§ What is being asked: Where a line contains the word "ylabel", copy that line in full.

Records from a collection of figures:
________________________________________
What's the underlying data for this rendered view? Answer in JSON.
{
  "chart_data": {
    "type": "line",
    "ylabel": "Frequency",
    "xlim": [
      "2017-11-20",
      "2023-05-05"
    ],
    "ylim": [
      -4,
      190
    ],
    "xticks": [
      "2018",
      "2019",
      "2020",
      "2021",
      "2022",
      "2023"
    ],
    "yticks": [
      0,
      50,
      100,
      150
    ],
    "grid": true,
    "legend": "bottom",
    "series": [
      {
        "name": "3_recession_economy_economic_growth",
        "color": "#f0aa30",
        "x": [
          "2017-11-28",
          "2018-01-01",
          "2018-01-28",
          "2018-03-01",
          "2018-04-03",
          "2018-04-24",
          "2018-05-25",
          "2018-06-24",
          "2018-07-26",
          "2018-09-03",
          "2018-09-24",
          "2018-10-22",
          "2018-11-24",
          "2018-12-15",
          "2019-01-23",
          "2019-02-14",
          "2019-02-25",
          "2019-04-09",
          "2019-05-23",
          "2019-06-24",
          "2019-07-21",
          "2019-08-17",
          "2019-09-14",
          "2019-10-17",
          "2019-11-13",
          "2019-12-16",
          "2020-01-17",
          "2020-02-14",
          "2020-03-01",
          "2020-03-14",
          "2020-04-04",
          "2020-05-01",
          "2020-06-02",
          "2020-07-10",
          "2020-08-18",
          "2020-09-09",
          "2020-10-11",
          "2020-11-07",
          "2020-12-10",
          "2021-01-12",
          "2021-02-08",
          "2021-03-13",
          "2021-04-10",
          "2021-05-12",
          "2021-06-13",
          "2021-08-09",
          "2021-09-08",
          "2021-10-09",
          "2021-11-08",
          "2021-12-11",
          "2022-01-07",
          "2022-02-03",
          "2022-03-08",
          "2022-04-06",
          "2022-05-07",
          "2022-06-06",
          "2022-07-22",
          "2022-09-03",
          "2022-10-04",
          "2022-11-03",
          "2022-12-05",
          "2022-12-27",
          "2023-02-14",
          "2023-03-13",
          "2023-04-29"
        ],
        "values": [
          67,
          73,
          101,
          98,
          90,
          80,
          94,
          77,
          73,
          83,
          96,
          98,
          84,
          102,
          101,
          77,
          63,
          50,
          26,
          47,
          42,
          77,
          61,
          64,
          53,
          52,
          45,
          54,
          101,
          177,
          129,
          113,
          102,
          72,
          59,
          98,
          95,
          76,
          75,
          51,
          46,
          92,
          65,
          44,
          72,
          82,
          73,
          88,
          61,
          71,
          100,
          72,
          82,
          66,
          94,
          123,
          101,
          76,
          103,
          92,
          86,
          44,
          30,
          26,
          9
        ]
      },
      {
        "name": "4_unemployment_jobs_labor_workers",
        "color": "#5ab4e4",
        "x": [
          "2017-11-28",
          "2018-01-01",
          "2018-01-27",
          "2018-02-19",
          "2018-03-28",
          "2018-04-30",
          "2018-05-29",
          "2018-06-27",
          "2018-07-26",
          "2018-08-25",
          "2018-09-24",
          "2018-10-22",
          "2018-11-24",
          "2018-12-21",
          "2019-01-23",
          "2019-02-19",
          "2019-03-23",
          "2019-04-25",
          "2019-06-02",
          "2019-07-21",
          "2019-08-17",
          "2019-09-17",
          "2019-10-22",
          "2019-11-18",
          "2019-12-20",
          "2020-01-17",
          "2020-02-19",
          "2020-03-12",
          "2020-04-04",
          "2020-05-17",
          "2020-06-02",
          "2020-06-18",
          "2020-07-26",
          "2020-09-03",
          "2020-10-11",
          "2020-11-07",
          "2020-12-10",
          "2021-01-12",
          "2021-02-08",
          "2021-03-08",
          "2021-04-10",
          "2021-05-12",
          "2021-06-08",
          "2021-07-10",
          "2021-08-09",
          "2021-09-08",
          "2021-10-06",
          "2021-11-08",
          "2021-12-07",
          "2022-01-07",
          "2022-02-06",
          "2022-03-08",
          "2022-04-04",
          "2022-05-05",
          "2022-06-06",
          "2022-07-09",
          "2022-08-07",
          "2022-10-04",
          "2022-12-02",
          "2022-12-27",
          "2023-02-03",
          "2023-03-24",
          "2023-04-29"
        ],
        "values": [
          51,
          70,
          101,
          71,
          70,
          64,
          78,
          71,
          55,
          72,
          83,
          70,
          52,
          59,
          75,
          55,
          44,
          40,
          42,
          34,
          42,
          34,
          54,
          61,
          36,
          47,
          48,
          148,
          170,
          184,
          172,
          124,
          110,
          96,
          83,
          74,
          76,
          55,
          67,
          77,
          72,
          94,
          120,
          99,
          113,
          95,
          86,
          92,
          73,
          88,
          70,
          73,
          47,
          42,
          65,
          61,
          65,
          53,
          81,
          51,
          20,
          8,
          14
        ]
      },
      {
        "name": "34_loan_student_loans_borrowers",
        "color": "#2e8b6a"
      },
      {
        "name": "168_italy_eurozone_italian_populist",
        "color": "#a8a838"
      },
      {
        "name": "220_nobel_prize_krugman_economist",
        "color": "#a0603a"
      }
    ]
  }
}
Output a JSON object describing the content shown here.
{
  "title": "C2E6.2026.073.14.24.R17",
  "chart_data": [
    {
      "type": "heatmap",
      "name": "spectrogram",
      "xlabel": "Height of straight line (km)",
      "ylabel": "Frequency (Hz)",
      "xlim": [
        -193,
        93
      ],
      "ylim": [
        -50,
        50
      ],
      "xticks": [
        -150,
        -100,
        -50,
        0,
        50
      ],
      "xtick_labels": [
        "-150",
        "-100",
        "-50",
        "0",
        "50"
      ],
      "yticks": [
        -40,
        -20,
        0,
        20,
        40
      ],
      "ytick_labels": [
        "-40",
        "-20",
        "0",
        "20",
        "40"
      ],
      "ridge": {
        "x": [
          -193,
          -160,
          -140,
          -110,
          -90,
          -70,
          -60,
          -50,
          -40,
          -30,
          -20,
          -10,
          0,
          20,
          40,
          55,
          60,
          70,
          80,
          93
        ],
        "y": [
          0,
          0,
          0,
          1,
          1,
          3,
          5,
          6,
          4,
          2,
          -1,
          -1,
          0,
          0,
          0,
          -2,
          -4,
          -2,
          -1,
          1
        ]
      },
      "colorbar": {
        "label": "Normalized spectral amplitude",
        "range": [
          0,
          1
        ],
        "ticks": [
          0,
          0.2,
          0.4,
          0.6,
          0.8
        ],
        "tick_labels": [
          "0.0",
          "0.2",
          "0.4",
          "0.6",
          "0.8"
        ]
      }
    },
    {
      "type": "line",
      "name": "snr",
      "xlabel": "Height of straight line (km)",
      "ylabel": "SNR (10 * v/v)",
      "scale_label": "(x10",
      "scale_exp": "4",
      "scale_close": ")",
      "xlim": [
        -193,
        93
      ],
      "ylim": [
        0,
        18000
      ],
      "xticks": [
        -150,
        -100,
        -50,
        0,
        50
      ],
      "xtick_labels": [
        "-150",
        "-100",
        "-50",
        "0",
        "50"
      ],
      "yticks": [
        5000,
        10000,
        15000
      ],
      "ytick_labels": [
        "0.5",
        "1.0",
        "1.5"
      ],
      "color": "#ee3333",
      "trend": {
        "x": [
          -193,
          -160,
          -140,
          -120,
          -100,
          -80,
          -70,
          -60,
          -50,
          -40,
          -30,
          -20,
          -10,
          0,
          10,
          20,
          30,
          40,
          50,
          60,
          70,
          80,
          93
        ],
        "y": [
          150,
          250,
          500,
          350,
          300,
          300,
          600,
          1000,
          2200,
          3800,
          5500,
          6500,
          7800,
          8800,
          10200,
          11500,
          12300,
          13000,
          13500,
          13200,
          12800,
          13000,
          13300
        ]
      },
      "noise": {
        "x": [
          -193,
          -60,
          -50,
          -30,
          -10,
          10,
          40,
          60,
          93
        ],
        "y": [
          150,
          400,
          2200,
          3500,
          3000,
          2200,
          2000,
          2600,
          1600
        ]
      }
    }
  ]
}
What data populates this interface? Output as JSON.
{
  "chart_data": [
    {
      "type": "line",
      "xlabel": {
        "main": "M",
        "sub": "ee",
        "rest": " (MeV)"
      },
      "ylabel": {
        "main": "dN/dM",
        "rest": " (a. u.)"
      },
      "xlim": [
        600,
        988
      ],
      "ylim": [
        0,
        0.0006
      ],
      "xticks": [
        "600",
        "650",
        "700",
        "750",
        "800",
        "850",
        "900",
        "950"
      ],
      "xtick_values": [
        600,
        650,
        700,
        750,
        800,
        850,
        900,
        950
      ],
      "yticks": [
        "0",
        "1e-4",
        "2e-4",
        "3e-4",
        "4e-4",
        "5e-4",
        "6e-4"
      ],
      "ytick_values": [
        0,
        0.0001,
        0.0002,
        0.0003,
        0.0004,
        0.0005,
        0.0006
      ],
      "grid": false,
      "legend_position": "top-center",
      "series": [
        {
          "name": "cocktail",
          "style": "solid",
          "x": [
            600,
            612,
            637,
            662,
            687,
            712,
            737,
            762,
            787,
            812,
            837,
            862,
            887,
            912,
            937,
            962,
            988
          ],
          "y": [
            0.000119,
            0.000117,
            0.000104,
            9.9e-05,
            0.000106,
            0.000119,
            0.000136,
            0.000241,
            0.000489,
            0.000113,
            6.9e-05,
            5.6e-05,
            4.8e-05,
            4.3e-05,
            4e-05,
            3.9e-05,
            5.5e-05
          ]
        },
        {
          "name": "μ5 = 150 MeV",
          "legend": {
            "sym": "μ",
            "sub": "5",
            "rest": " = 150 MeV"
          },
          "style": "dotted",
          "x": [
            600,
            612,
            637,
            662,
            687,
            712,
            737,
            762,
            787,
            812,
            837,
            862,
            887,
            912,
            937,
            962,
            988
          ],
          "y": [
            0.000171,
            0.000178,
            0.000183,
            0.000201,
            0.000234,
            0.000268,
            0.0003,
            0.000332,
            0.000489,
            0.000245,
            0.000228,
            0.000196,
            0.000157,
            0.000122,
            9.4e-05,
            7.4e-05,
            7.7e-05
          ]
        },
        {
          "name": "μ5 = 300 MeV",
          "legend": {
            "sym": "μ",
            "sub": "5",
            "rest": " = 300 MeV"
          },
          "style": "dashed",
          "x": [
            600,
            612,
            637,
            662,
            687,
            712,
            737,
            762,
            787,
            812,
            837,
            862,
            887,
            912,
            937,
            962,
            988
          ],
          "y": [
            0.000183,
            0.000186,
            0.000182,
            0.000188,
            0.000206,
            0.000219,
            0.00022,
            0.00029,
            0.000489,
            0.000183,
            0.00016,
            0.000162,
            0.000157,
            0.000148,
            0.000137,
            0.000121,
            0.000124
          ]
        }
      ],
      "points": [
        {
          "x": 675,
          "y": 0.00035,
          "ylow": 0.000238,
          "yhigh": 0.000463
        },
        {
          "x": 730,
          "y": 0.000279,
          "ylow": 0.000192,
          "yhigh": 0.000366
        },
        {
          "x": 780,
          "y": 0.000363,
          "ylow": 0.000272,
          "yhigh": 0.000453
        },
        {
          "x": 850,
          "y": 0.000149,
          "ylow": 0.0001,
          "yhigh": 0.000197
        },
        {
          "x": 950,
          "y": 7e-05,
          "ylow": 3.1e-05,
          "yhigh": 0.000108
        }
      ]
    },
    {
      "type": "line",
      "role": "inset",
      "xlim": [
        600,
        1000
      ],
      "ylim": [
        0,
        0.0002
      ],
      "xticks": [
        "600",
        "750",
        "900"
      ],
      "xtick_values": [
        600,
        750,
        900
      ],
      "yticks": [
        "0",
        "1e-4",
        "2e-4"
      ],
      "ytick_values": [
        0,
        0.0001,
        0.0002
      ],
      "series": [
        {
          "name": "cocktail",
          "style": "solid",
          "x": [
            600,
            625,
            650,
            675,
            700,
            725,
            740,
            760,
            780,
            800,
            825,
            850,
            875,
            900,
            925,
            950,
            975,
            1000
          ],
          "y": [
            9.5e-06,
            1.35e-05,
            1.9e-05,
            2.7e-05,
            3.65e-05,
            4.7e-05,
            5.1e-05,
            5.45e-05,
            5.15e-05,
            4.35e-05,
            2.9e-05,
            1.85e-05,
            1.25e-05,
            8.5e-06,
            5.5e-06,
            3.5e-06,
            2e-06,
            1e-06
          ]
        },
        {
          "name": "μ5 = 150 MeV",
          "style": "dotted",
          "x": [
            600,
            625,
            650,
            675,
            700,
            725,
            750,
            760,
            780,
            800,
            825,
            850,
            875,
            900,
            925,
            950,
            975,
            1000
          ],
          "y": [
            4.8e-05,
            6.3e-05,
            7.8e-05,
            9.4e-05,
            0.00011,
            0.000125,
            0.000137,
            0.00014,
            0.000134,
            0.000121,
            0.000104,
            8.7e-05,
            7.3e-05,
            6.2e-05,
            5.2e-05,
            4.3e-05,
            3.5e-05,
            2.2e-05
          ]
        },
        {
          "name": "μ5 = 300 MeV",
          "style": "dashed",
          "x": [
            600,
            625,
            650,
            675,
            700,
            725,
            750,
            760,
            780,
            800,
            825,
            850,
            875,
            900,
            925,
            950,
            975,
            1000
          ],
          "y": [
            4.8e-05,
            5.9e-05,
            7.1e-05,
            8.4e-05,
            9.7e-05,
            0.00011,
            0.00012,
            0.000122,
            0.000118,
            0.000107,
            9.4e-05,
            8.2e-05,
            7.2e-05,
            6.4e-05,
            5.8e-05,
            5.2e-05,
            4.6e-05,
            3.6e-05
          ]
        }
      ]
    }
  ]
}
________________________________________
§ Completed task:
    "ylabel": "Frequency",
      "ylabel": "Frequency (Hz)",
      "ylabel": "SNR (10 * v/v)",
      "ylabel": {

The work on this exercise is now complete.